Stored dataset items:
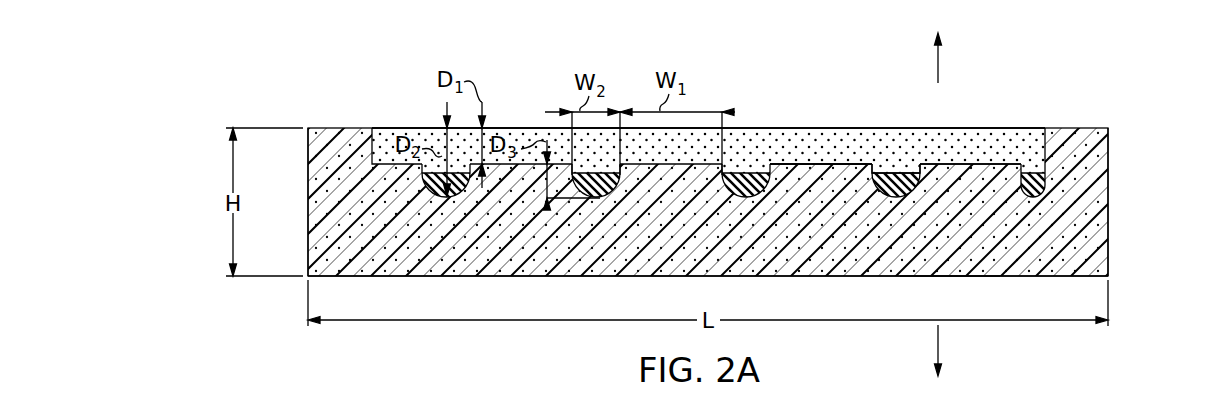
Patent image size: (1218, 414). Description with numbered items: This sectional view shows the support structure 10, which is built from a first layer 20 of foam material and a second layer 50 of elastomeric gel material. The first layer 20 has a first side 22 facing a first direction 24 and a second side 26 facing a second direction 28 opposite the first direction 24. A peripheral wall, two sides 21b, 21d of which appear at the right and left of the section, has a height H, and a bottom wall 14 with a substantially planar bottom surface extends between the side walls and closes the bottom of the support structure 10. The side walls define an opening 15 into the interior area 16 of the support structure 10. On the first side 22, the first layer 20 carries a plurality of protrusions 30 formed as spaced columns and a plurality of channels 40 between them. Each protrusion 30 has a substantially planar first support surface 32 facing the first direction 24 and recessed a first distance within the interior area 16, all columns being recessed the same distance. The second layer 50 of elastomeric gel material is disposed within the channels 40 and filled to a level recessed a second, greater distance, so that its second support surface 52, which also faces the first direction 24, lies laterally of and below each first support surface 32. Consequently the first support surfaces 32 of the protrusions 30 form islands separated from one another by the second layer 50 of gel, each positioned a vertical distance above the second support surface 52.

The support structure 10 is at (306, 78).
The bottom wall 14 is at (745, 278).
The opening 15 is at (642, 64).
The interior area 16 is at (527, 114).
The first layer of foam material 20 is at (1124, 187).
The side of peripheral wall 21b is at (1108, 240).
The side of peripheral wall 21d is at (308, 240).
The first side 22 is at (957, 144).
The first direction 24 is at (938, 56).
The second side 26 is at (955, 291).
The second direction 28 is at (938, 348).
The protrusions 30 is at (790, 163).
The first support surface 32 is at (847, 152).
The channels 40 is at (745, 188).
The second layer of elastomeric gel material 50 is at (728, 170).
The second support surface 52 is at (890, 160).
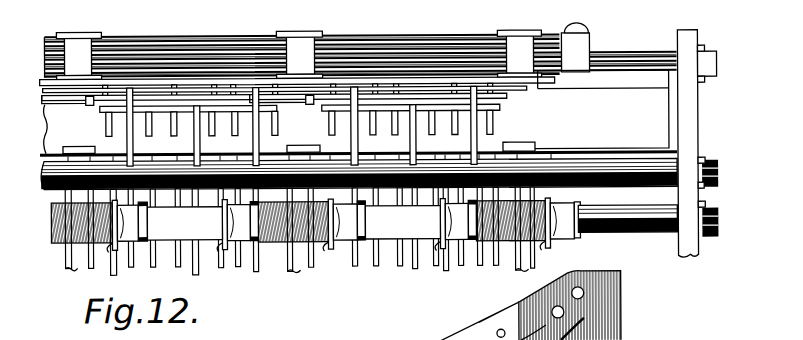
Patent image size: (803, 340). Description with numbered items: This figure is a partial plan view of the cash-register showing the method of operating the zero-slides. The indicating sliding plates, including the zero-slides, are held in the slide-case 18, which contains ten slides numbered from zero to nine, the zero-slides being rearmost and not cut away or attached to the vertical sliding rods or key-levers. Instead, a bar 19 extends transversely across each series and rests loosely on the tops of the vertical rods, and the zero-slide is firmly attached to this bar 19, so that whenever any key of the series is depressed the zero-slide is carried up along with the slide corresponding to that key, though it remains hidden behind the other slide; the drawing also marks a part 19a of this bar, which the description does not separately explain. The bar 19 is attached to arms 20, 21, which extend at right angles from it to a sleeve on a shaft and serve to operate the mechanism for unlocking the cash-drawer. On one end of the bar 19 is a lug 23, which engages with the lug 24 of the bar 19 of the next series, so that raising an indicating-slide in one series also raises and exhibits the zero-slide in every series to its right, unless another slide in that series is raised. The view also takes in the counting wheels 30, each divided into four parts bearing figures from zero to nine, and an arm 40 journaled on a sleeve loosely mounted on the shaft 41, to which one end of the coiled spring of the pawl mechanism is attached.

The slide-case 18 is at (298, 43).
The bar 19 is at (524, 95).
The frame box partition 19a is at (591, 109).
The arm 20 is at (315, 135).
The arm 21 is at (312, 126).
The lug 23 is at (62, 104).
The lug 24 is at (90, 106).
The wheel 30 is at (296, 261).
The arm 40 is at (222, 218).
The shaft 41 is at (663, 145).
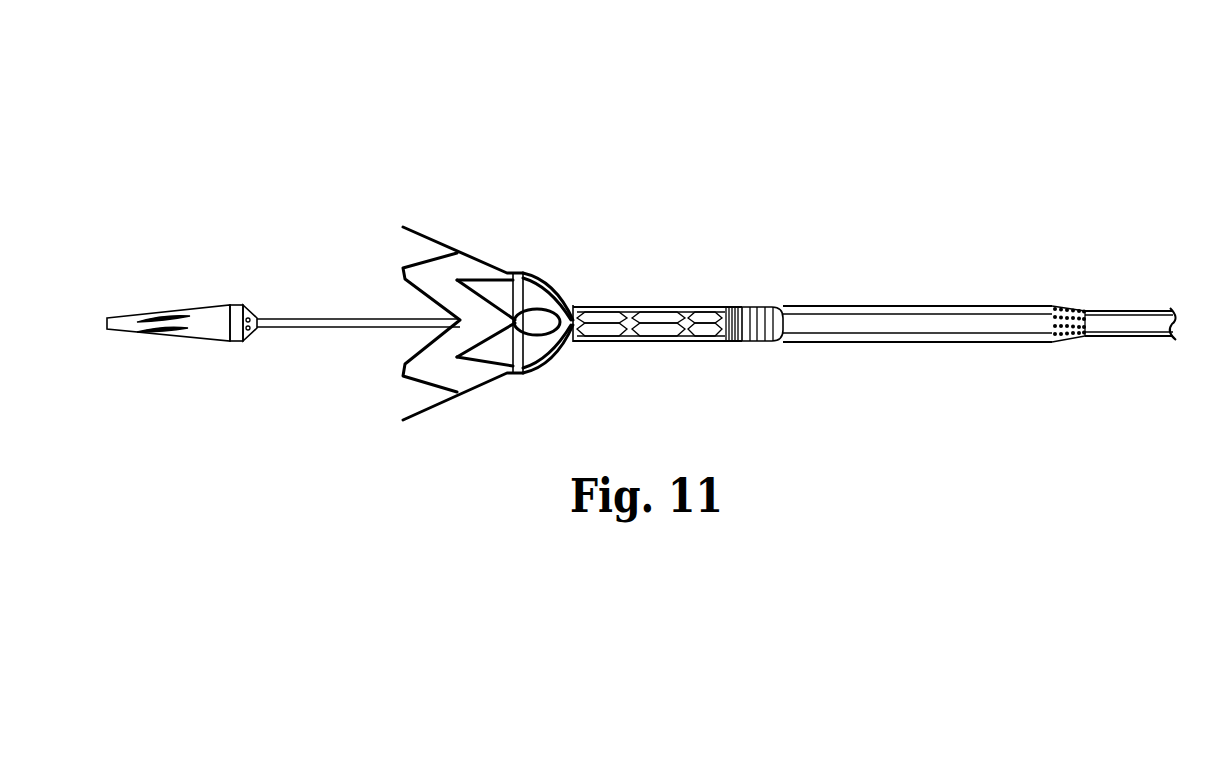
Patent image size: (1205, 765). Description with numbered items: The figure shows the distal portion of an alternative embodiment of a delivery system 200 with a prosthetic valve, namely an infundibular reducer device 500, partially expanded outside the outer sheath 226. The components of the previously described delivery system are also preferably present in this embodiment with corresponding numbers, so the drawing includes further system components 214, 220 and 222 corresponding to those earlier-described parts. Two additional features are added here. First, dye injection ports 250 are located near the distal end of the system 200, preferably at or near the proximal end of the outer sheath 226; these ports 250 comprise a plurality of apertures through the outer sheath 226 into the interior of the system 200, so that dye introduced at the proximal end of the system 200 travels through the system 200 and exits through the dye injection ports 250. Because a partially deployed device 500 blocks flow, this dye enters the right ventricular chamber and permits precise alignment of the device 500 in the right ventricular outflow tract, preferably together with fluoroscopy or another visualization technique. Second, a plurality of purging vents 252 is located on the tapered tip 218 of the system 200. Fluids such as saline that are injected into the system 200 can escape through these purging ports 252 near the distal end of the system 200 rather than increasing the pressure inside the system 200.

The system 200 is at (698, 140).
The infundibular reducer device 500 is at (502, 250).
The purging vents 252 is at (173, 312).
The tapered tip 218 is at (208, 330).
The inner shaft 214 is at (312, 323).
The outer sheath 226 is at (845, 313).
The connector 222 is at (760, 323).
The outer tube 220 is at (947, 320).
The dye injection ports 250 is at (1087, 307).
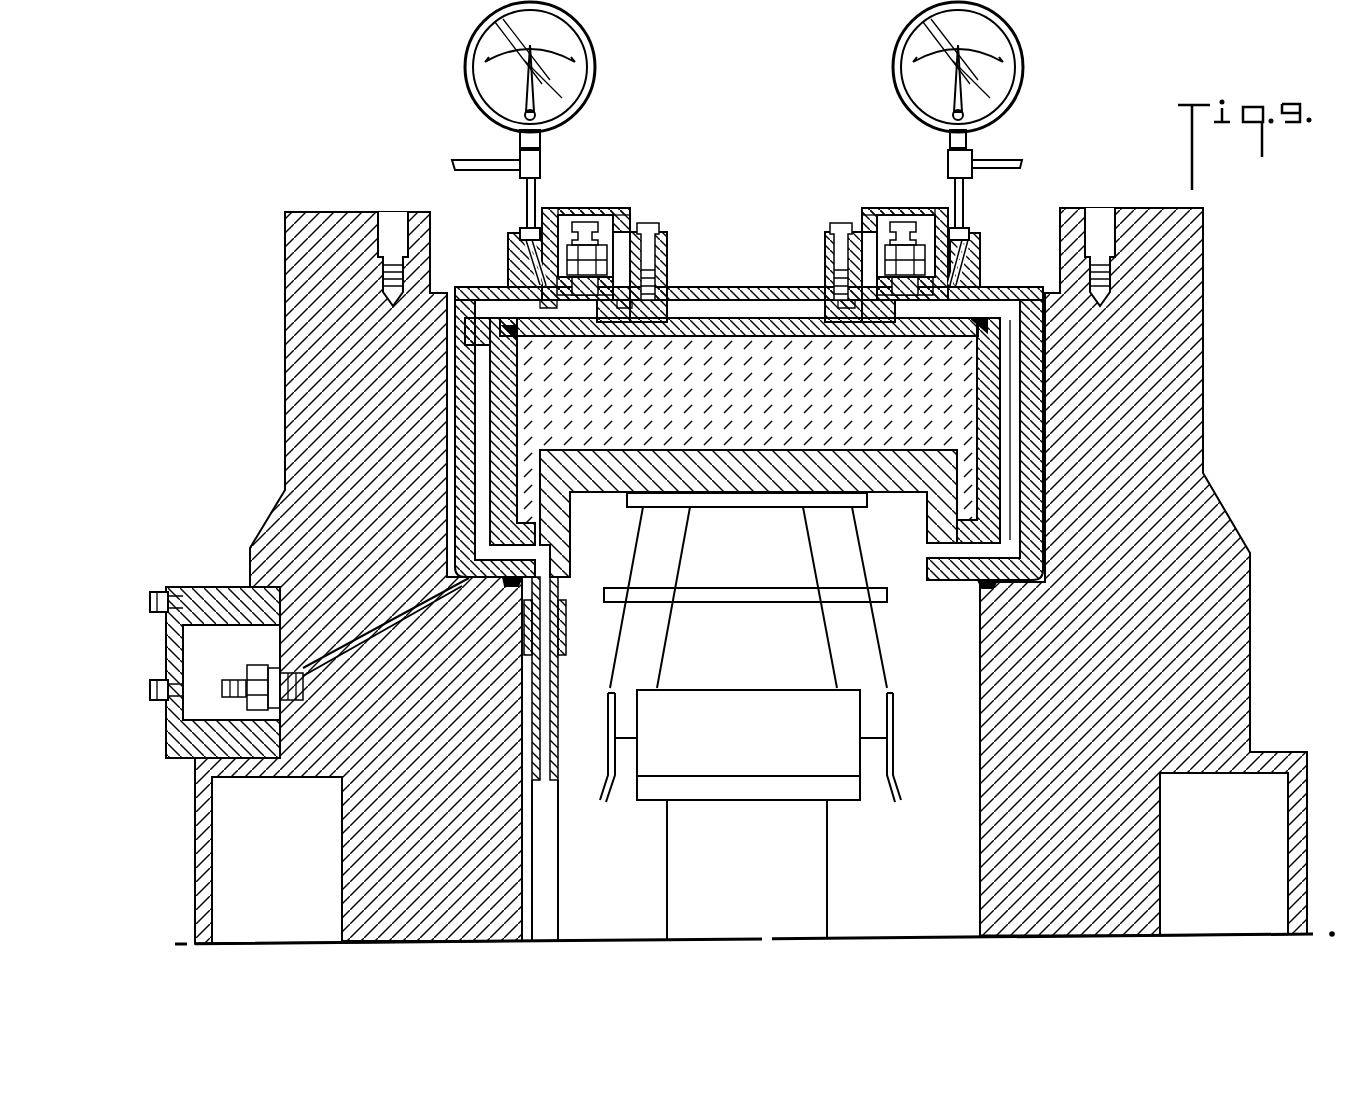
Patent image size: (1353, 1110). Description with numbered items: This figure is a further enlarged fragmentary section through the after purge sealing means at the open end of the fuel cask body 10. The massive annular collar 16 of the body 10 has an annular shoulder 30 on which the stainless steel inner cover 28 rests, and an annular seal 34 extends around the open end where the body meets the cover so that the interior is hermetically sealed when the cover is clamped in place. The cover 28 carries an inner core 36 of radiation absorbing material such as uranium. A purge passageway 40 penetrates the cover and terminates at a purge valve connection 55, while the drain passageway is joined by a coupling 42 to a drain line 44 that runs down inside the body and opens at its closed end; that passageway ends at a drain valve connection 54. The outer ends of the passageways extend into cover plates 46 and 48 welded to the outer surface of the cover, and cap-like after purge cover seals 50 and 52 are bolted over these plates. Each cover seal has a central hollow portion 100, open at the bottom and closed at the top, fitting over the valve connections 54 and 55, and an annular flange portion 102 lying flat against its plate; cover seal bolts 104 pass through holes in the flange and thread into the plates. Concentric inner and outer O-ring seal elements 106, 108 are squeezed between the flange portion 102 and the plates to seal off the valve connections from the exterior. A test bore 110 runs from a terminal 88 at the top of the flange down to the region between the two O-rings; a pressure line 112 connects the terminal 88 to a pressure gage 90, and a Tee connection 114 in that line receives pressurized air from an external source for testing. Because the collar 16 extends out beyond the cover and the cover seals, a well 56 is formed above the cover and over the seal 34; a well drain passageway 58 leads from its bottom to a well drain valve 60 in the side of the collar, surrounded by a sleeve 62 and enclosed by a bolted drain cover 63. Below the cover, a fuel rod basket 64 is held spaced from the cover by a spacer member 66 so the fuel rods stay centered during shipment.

The body 10 is at (1270, 521).
The annular stainless steel collar 16 is at (1250, 642).
The inner cover 28 is at (733, 330).
The annular shoulder 30 is at (468, 587).
The annular seal 34 is at (513, 583).
The inner core 36 is at (693, 345).
The purge passageway 40 is at (1010, 360).
The coupling 42 is at (562, 626).
The drain line 44 is at (556, 748).
The cover plate 46 is at (465, 287).
The cover plate 48 is at (1013, 287).
The after purge cover seal 50 is at (614, 208).
The after purge cover seal 52 is at (888, 208).
The drain valve connection 54 is at (585, 222).
The purge valve connection 55 is at (905, 222).
The well 56 is at (742, 240).
The well drain passageway 58 is at (382, 630).
The well drain valve 60 is at (255, 670).
The sleeve 62 is at (218, 587).
The drain cover 63 is at (165, 645).
The fuel rod basket 64 is at (825, 855).
The spacer member 66 is at (855, 545).
The terminal 88 is at (524, 232).
The pressure gage 90 is at (468, 92).
The central hollow portion 100 is at (628, 208).
The annular flange portion 102 is at (668, 255).
The cover seal bolts 104 is at (662, 283).
The inner O-ring seal element 106 is at (570, 298).
The outer O-ring seal element 108 is at (537, 300).
The test bore 110 is at (512, 242).
The pressure line 112 is at (538, 183).
The Tee connection 114 is at (542, 160).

▸ **The task**
Rewrite the records starting at the beginning and ending with the line that contains "The second direction 28 is at (938, 348).", substituting "cross-sectional view" for "sectional view" and changing nothing else. Leave the pictures out of your answer.

▸ **Reply**
Patent image size: (1218, 414). Description with numbered items: This cross-sectional view shows the support structure 10, which is built from a first layer 20 of foam material and a second layer 50 of elastomeric gel material. The first layer 20 has a first side 22 facing a first direction 24 and a second side 26 facing a second direction 28 opposite the first direction 24. A peripheral wall, two sides 21b, 21d of which appear at the right and left of the section, has a height H, and a bottom wall 14 with a substantially planar bottom surface extends between the side walls and closes the bottom of the support structure 10. The side walls define an opening 15 into the interior area 16 of the support structure 10. On the first side 22, the first layer 20 carries a plurality of protrusions 30 formed as spaced columns and a plurality of channels 40 between them. Each protrusion 30 has a substantially planar first support surface 32 facing the first direction 24 and recessed a first distance within the interior area 16, all columns being recessed the same distance. The second layer 50 of elastomeric gel material is disposed within the channels 40 and filled to a level recessed a second, greater distance, so that its second support surface 52, which also faces the first direction 24, lies laterally of and below each first support surface 32. Consequently the first support surfaces 32 of the protrusions 30 form islands separated from one another by the second layer 50 of gel, each positioned a vertical distance above the second support surface 52.

The support structure 10 is at (306, 78).
The bottom wall 14 is at (745, 278).
The opening 15 is at (642, 64).
The interior area 16 is at (527, 114).
The first layer of foam material 20 is at (1124, 187).
The side of peripheral wall 21b is at (1108, 240).
The side of peripheral wall 21d is at (308, 240).
The first side 22 is at (957, 144).
The first direction 24 is at (938, 56).
The second side 26 is at (955, 291).
The second direction 28 is at (938, 348).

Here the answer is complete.